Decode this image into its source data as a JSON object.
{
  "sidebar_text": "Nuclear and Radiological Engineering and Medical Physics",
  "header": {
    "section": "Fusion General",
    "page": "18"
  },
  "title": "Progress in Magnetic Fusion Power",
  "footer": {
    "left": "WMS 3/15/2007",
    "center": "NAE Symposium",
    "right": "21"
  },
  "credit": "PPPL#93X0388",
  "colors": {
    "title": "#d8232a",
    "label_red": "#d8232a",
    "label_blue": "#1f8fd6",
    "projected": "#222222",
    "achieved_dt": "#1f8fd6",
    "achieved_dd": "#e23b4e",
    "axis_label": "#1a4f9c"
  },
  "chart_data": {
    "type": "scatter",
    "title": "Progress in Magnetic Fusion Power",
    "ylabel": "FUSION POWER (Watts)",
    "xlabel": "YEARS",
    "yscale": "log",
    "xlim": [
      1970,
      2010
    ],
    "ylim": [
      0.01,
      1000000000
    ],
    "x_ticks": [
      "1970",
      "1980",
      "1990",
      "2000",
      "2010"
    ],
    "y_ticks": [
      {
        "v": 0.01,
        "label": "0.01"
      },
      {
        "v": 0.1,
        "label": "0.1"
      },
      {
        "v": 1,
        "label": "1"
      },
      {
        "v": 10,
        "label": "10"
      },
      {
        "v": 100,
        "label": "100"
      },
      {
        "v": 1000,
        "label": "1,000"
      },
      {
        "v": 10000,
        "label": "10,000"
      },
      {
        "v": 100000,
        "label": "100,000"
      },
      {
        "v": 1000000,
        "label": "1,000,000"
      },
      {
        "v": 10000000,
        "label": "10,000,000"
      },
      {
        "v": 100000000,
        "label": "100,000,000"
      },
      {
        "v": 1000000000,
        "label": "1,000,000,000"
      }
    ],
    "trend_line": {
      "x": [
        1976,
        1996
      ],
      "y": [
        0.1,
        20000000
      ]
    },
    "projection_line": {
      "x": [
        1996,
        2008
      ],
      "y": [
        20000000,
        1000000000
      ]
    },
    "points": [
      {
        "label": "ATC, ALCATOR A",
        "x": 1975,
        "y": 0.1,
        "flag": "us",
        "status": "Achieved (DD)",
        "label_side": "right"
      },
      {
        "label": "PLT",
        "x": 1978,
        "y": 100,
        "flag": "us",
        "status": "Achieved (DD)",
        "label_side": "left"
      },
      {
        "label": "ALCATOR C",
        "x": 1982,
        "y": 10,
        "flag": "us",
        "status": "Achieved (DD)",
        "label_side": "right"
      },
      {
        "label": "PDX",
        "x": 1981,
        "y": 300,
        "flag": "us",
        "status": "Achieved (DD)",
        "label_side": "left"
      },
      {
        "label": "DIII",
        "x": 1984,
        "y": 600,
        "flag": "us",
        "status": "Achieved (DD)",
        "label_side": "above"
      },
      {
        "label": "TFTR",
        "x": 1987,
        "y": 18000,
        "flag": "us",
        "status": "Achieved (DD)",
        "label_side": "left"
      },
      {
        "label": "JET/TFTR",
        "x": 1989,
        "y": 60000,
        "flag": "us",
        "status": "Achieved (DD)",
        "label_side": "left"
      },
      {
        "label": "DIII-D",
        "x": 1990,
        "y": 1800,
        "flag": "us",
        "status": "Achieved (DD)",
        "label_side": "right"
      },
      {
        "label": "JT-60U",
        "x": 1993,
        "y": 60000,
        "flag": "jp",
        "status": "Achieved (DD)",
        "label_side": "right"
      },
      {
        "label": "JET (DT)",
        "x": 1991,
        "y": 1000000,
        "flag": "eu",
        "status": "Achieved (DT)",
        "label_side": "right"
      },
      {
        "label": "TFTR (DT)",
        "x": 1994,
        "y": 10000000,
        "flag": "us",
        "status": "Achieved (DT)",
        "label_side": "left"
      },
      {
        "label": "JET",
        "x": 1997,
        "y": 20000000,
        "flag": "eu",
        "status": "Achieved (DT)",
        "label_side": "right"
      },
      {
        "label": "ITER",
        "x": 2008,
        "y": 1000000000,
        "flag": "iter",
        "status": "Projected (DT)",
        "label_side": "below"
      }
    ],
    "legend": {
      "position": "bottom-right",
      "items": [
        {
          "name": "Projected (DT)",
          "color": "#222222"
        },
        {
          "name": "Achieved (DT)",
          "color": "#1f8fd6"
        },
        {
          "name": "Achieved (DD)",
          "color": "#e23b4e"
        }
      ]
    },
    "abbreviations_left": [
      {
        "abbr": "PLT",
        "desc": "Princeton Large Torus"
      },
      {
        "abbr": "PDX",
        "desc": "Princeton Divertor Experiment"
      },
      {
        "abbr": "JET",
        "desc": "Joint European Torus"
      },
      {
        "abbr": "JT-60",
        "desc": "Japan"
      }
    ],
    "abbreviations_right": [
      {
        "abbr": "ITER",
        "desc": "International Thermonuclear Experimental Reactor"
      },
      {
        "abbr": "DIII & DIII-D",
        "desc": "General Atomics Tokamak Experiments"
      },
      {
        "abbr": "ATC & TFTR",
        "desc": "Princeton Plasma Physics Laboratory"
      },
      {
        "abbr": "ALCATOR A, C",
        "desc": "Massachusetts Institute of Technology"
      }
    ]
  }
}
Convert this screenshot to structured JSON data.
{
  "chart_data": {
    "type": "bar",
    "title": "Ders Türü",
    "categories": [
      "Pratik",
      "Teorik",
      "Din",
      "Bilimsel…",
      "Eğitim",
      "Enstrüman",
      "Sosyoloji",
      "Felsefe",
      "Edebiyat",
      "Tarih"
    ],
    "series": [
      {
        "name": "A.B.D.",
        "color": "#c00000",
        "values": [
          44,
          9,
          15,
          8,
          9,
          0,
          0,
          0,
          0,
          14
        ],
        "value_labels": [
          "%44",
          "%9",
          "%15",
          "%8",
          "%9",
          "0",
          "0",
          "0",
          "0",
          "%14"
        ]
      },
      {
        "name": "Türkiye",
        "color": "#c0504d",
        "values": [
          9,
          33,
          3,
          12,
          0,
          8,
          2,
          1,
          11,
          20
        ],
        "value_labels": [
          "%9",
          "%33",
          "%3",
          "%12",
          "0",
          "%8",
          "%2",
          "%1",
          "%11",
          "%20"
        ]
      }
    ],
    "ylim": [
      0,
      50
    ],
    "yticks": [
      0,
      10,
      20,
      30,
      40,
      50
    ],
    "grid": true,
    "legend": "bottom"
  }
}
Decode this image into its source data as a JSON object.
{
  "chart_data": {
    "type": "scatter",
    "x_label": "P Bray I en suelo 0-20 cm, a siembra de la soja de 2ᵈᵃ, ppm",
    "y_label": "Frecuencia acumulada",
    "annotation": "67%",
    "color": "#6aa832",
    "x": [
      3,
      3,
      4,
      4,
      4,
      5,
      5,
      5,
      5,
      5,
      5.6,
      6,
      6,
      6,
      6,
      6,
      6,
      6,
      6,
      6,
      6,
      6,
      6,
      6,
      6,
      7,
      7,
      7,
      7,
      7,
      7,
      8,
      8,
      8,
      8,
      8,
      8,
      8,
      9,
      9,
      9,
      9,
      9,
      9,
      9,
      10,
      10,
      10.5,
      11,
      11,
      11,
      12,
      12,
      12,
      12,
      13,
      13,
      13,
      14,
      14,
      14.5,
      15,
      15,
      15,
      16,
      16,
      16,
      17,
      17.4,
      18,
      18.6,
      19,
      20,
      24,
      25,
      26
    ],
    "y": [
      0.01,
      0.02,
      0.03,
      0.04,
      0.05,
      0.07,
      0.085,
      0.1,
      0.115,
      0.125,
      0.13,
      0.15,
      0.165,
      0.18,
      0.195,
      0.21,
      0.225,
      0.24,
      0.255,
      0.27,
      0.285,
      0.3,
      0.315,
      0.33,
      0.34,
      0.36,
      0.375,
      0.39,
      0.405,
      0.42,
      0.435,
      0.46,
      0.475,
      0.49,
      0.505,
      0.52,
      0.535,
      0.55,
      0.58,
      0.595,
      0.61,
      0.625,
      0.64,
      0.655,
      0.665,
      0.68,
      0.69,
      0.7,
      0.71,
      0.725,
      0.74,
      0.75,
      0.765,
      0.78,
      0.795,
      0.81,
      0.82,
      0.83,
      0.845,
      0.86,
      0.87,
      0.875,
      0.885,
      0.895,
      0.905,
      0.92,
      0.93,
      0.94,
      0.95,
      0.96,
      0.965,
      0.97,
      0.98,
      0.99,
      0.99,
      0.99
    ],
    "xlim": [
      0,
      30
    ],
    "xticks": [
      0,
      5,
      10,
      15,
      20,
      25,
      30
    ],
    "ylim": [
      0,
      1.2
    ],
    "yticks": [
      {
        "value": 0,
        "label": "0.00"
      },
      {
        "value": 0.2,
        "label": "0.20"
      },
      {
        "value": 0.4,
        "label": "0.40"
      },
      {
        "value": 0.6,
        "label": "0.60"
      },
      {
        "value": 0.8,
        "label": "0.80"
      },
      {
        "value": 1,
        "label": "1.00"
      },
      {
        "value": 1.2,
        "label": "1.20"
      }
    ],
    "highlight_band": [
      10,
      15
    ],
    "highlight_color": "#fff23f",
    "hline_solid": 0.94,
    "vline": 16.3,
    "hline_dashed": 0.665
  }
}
..........
Every line that holds the word "bottom" should be extracted.

Response:
      "position": "bottom-right",
    "legend": "bottom"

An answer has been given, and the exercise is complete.